### Data for the task

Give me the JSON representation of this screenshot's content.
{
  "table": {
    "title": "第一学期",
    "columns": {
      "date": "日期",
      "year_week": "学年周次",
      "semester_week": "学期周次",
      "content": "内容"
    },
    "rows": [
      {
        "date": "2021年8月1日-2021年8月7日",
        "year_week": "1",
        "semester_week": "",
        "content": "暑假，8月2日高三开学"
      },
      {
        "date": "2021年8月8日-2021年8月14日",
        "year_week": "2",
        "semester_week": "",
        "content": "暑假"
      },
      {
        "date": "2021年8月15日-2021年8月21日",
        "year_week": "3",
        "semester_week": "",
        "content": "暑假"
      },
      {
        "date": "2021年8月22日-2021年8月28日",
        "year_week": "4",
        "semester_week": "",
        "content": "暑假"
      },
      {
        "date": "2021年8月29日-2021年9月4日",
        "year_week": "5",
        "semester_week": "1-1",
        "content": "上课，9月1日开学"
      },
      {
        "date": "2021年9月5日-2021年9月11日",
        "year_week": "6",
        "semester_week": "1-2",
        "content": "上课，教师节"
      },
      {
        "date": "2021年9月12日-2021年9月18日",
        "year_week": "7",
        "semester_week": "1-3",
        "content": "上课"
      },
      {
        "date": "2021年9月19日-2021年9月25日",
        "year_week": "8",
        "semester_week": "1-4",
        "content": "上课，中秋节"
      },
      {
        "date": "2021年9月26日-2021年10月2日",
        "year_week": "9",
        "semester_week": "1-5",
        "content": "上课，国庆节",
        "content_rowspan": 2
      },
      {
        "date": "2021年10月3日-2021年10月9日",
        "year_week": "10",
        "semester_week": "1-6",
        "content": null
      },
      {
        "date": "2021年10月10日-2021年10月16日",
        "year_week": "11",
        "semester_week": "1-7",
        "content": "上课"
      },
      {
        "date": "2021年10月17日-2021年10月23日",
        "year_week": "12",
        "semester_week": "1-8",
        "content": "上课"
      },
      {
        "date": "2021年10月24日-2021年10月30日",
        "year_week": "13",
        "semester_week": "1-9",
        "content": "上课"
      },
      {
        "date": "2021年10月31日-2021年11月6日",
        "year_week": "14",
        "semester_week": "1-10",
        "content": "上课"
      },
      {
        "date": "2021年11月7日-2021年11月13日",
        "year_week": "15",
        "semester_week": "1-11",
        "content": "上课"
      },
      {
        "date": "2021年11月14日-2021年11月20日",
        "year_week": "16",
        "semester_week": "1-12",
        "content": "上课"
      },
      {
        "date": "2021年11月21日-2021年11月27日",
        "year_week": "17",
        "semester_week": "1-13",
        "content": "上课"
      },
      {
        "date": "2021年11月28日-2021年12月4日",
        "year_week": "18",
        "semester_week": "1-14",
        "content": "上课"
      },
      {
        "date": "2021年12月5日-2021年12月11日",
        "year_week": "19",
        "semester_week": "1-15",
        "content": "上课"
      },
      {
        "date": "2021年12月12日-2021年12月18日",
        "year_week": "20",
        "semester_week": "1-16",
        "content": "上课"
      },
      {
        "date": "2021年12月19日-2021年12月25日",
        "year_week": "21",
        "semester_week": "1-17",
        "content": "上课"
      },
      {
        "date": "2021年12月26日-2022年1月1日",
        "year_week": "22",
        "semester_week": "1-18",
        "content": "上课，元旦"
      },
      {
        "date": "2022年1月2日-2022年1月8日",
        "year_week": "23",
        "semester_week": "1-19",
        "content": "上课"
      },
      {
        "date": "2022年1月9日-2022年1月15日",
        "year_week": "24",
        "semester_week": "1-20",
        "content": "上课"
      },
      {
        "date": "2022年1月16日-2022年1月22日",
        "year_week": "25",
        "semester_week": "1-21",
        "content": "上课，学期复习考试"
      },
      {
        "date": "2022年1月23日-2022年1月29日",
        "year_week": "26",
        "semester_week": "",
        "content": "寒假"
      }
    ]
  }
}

### Short problem
Type the whole listing again, unaltered.

### The response
Give me the JSON representation of this screenshot's content.
{
  "table": {
    "title": "第一学期",
    "columns": {
      "date": "日期",
      "year_week": "学年周次",
      "semester_week": "学期周次",
      "content": "内容"
    },
    "rows": [
      {
        "date": "2021年8月1日-2021年8月7日",
        "year_week": "1",
        "semester_week": "",
        "content": "暑假，8月2日高三开学"
      },
      {
        "date": "2021年8月8日-2021年8月14日",
        "year_week": "2",
        "semester_week": "",
        "content": "暑假"
      },
      {
        "date": "2021年8月15日-2021年8月21日",
        "year_week": "3",
        "semester_week": "",
        "content": "暑假"
      },
      {
        "date": "2021年8月22日-2021年8月28日",
        "year_week": "4",
        "semester_week": "",
        "content": "暑假"
      },
      {
        "date": "2021年8月29日-2021年9月4日",
        "year_week": "5",
        "semester_week": "1-1",
        "content": "上课，9月1日开学"
      },
      {
        "date": "2021年9月5日-2021年9月11日",
        "year_week": "6",
        "semester_week": "1-2",
        "content": "上课，教师节"
      },
      {
        "date": "2021年9月12日-2021年9月18日",
        "year_week": "7",
        "semester_week": "1-3",
        "content": "上课"
      },
      {
        "date": "2021年9月19日-2021年9月25日",
        "year_week": "8",
        "semester_week": "1-4",
        "content": "上课，中秋节"
      },
      {
        "date": "2021年9月26日-2021年10月2日",
        "year_week": "9",
        "semester_week": "1-5",
        "content": "上课，国庆节",
        "content_rowspan": 2
      },
      {
        "date": "2021年10月3日-2021年10月9日",
        "year_week": "10",
        "semester_week": "1-6",
        "content": null
      },
      {
        "date": "2021年10月10日-2021年10月16日",
        "year_week": "11",
        "semester_week": "1-7",
        "content": "上课"
      },
      {
        "date": "2021年10月17日-2021年10月23日",
        "year_week": "12",
        "semester_week": "1-8",
        "content": "上课"
      },
      {
        "date": "2021年10月24日-2021年10月30日",
        "year_week": "13",
        "semester_week": "1-9",
        "content": "上课"
      },
      {
        "date": "2021年10月31日-2021年11月6日",
        "year_week": "14",
        "semester_week": "1-10",
        "content": "上课"
      },
      {
        "date": "2021年11月7日-2021年11月13日",
        "year_week": "15",
        "semester_week": "1-11",
        "content": "上课"
      },
      {
        "date": "2021年11月14日-2021年11月20日",
        "year_week": "16",
        "semester_week": "1-12",
        "content": "上课"
      },
      {
        "date": "2021年11月21日-2021年11月27日",
        "year_week": "17",
        "semester_week": "1-13",
        "content": "上课"
      },
      {
        "date": "2021年11月28日-2021年12月4日",
        "year_week": "18",
        "semester_week": "1-14",
        "content": "上课"
      },
      {
        "date": "2021年12月5日-2021年12月11日",
        "year_week": "19",
        "semester_week": "1-15",
        "content": "上课"
      },
      {
        "date": "2021年12月12日-2021年12月18日",
        "year_week": "20",
        "semester_week": "1-16",
        "content": "上课"
      },
      {
        "date": "2021年12月19日-2021年12月25日",
        "year_week": "21",
        "semester_week": "1-17",
        "content": "上课"
      },
      {
        "date": "2021年12月26日-2022年1月1日",
        "year_week": "22",
        "semester_week": "1-18",
        "content": "上课，元旦"
      },
      {
        "date": "2022年1月2日-2022年1月8日",
        "year_week": "23",
        "semester_week": "1-19",
        "content": "上课"
      },
      {
        "date": "2022年1月9日-2022年1月15日",
        "year_week": "24",
        "semester_week": "1-20",
        "content": "上课"
      },
      {
        "date": "2022年1月16日-2022年1月22日",
        "year_week": "25",
        "semester_week": "1-21",
        "content": "上课，学期复习考试"
      },
      {
        "date": "2022年1月23日-2022年1月29日",
        "year_week": "26",
        "semester_week": "",
        "content": "寒假"
      }
    ]
  }
}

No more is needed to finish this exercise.